▶ **What you are asked to do**
Copy out each line containing "June" from the entries below.

========================

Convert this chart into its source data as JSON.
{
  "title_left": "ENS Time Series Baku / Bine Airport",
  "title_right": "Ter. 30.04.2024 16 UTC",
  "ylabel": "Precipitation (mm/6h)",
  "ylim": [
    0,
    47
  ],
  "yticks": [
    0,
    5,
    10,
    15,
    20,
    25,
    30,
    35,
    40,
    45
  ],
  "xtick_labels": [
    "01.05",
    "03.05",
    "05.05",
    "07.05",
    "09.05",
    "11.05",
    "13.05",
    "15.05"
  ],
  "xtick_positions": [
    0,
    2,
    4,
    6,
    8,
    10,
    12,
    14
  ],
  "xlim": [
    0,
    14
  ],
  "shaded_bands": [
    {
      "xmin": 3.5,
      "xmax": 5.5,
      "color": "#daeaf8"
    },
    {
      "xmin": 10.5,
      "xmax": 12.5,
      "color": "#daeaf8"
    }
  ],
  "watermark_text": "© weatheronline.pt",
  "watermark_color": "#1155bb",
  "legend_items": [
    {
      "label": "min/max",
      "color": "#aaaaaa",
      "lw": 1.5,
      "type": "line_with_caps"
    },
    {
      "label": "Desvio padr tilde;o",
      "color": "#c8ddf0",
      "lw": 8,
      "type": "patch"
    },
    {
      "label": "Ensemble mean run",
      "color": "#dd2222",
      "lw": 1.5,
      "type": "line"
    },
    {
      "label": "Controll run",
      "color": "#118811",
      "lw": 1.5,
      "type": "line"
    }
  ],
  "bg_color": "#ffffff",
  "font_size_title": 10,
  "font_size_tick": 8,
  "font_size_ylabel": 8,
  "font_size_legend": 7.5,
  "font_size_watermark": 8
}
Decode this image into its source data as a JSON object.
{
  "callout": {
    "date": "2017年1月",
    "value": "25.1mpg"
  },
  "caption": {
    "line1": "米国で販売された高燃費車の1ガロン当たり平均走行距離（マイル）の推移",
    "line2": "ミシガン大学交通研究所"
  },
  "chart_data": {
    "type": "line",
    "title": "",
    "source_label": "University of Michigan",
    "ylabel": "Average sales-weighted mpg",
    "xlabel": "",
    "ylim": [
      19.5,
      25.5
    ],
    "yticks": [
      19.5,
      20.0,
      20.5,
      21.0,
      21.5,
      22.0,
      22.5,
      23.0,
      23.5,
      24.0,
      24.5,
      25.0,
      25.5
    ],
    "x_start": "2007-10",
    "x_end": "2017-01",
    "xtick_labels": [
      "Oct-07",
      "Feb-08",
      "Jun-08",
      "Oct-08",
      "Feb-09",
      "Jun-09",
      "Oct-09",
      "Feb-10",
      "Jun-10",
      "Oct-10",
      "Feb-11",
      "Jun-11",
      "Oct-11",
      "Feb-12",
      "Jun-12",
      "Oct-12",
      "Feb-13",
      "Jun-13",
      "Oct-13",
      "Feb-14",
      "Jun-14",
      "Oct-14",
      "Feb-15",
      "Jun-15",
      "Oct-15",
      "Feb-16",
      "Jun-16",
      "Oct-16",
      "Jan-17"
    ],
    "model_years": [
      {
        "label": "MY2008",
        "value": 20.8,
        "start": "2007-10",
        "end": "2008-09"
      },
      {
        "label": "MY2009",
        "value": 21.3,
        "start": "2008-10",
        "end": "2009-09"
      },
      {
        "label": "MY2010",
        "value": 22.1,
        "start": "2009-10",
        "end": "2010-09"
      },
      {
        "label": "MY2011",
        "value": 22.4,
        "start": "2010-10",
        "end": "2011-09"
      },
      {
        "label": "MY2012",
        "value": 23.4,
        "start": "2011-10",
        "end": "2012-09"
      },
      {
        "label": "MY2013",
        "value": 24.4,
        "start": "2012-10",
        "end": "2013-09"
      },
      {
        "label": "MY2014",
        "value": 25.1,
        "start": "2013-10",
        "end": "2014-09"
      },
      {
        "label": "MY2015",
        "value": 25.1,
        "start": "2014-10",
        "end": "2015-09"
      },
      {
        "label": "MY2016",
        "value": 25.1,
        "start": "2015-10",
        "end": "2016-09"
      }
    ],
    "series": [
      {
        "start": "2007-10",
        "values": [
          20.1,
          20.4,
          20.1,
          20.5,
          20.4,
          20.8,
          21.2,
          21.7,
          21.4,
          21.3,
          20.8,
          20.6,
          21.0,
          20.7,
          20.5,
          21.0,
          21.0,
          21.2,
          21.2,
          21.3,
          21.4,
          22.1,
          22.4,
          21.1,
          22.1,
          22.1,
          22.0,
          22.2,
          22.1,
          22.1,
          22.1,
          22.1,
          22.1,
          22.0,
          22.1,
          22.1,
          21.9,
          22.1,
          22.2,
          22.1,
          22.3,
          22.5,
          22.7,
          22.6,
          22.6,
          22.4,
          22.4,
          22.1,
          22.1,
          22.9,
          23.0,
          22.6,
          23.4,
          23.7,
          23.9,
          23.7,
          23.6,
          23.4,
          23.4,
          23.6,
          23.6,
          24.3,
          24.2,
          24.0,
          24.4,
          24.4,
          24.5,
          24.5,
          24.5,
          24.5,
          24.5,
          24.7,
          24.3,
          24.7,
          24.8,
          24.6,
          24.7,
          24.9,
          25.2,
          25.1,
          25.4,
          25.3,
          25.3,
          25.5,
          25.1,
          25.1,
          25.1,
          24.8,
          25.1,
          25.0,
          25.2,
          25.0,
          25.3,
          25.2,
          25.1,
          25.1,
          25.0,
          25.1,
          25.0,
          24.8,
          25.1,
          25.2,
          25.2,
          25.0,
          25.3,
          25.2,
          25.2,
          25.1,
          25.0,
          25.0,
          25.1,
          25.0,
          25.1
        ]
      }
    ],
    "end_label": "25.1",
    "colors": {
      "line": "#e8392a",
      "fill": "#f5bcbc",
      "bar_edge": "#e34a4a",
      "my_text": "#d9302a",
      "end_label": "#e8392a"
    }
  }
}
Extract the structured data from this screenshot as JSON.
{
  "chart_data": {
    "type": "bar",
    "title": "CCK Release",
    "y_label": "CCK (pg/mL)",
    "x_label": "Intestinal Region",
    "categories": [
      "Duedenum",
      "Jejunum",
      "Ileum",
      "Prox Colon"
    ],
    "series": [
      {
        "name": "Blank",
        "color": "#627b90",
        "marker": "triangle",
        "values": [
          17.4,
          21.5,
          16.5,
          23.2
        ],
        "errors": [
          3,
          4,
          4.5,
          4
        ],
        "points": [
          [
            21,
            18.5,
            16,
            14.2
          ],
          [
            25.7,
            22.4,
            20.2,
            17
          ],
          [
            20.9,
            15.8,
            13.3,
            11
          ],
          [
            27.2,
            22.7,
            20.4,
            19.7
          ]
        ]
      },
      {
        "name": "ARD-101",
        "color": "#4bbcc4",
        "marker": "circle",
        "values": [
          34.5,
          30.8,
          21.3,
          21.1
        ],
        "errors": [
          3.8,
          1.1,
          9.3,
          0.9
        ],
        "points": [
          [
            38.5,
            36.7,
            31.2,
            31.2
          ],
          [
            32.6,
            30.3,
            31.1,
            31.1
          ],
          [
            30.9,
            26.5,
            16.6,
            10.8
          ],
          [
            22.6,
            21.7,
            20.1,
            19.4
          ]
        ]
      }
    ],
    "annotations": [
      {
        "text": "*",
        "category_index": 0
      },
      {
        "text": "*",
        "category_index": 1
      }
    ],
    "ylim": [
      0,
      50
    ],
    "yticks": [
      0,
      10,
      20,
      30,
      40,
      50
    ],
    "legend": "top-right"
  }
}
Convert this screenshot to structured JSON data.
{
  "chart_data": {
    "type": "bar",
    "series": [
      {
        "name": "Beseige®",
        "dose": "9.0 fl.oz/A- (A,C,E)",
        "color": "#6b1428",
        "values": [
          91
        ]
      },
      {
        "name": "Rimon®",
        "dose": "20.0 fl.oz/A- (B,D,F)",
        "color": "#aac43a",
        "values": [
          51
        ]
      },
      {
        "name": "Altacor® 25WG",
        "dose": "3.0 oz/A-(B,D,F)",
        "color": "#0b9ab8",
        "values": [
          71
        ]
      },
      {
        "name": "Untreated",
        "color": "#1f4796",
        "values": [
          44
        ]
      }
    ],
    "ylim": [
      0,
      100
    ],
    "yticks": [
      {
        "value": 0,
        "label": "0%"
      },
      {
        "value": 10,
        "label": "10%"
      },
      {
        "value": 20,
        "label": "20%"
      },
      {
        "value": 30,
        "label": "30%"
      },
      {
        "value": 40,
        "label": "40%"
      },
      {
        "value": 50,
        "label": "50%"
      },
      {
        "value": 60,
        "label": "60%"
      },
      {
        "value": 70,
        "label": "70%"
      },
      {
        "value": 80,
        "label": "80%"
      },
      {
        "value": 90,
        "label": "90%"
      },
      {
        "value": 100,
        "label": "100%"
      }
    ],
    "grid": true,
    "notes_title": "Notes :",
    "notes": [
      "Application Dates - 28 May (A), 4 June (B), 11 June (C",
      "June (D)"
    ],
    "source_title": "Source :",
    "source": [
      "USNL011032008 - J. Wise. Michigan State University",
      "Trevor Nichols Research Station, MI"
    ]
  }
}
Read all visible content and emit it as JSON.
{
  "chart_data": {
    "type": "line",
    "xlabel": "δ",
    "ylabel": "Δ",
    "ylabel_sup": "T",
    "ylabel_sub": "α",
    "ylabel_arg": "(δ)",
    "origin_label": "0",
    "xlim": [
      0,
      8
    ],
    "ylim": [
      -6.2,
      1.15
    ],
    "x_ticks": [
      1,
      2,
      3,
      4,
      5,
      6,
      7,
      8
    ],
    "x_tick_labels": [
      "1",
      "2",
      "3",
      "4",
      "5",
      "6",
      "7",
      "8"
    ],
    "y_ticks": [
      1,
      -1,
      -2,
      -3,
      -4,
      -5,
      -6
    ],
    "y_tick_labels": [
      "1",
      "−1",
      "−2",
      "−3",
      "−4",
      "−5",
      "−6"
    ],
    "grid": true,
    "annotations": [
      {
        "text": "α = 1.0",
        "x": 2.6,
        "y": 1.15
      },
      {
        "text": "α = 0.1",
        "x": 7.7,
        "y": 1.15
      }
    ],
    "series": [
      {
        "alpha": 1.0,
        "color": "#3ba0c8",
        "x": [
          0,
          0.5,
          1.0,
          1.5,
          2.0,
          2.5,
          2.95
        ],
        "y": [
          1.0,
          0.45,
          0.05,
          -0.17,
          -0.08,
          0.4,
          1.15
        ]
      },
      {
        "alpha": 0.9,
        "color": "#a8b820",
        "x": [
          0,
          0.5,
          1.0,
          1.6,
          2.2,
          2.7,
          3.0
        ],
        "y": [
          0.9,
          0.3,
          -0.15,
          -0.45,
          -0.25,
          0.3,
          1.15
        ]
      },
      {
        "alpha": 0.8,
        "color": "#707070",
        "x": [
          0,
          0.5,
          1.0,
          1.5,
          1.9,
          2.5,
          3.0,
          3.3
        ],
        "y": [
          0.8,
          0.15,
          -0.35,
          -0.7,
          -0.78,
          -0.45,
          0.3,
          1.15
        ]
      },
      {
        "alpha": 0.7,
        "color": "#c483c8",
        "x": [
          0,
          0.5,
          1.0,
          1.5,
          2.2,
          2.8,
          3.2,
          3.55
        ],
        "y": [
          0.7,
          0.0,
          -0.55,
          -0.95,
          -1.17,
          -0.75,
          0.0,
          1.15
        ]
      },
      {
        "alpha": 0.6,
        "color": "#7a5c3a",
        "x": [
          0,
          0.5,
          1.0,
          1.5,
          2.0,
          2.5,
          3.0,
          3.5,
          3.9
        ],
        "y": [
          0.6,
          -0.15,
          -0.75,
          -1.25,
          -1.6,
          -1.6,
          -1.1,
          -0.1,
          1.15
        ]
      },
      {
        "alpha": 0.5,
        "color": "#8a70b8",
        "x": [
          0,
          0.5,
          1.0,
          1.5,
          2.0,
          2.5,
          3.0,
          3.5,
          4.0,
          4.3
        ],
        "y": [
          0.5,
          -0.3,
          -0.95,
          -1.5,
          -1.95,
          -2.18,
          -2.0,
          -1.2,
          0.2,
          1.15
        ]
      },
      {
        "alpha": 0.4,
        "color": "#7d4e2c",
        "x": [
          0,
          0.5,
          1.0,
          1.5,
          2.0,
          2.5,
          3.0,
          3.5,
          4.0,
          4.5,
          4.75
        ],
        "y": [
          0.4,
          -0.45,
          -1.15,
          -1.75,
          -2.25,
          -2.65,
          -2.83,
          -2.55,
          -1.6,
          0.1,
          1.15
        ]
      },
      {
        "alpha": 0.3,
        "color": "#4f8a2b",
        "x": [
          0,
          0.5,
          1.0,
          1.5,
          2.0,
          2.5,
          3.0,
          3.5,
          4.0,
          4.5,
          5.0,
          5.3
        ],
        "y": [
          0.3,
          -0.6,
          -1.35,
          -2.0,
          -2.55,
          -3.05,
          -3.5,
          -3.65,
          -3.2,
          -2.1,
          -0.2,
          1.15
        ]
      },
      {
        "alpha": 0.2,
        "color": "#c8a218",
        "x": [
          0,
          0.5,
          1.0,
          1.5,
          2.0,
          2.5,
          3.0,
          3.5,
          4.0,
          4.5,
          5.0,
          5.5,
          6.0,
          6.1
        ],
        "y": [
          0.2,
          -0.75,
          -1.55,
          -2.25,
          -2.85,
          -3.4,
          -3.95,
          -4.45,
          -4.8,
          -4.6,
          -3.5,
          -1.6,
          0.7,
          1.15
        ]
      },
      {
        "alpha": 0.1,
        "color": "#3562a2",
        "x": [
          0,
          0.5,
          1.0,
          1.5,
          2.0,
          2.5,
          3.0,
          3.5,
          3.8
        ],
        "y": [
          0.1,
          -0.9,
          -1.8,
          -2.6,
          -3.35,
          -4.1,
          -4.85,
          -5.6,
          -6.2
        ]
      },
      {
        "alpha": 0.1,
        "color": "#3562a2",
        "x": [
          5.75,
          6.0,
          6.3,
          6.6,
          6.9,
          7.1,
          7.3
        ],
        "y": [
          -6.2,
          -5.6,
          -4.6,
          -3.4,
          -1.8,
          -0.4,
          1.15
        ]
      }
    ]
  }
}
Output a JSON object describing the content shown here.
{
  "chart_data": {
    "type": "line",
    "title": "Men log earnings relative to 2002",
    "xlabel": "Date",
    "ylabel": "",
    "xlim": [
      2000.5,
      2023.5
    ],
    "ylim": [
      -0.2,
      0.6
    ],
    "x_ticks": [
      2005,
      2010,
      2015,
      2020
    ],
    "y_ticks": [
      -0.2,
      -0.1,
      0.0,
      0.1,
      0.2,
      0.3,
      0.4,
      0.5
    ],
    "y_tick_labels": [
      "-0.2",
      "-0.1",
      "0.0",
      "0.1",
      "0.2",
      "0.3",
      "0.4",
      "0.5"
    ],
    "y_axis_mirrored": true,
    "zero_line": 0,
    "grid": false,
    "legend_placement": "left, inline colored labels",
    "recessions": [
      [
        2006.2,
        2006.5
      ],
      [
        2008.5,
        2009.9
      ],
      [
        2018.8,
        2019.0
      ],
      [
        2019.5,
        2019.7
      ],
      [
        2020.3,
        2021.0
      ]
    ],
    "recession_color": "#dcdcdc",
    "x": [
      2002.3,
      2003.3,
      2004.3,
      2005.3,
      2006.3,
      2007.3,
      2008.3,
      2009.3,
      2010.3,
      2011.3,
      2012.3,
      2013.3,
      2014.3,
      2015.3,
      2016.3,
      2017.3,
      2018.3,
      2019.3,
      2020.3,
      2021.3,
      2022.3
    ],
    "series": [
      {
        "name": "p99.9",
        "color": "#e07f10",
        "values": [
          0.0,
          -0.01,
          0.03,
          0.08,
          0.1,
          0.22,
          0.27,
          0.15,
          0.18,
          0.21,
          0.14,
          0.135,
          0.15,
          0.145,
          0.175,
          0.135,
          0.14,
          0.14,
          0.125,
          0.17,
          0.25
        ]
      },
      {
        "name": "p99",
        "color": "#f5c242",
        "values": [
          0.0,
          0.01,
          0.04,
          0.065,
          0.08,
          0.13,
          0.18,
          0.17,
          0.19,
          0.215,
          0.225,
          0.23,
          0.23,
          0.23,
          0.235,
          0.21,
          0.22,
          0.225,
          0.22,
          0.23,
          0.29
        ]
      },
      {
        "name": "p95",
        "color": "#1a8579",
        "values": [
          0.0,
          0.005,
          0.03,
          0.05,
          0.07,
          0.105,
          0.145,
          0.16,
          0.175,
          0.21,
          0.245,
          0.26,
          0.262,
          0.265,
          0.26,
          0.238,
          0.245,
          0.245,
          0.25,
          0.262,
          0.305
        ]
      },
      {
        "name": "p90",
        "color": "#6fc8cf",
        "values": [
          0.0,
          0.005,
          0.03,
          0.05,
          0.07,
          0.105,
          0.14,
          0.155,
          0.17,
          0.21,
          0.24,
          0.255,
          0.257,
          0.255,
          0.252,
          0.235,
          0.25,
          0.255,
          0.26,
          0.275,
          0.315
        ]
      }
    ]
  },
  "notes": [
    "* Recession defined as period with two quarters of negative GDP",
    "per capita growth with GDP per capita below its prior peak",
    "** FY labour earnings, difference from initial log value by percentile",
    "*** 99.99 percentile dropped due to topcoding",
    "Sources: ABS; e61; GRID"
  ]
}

========================

▶ **Response**
      "Application Dates - 28 May (A), 4 June (B), 11 June (C",
      "June (D)"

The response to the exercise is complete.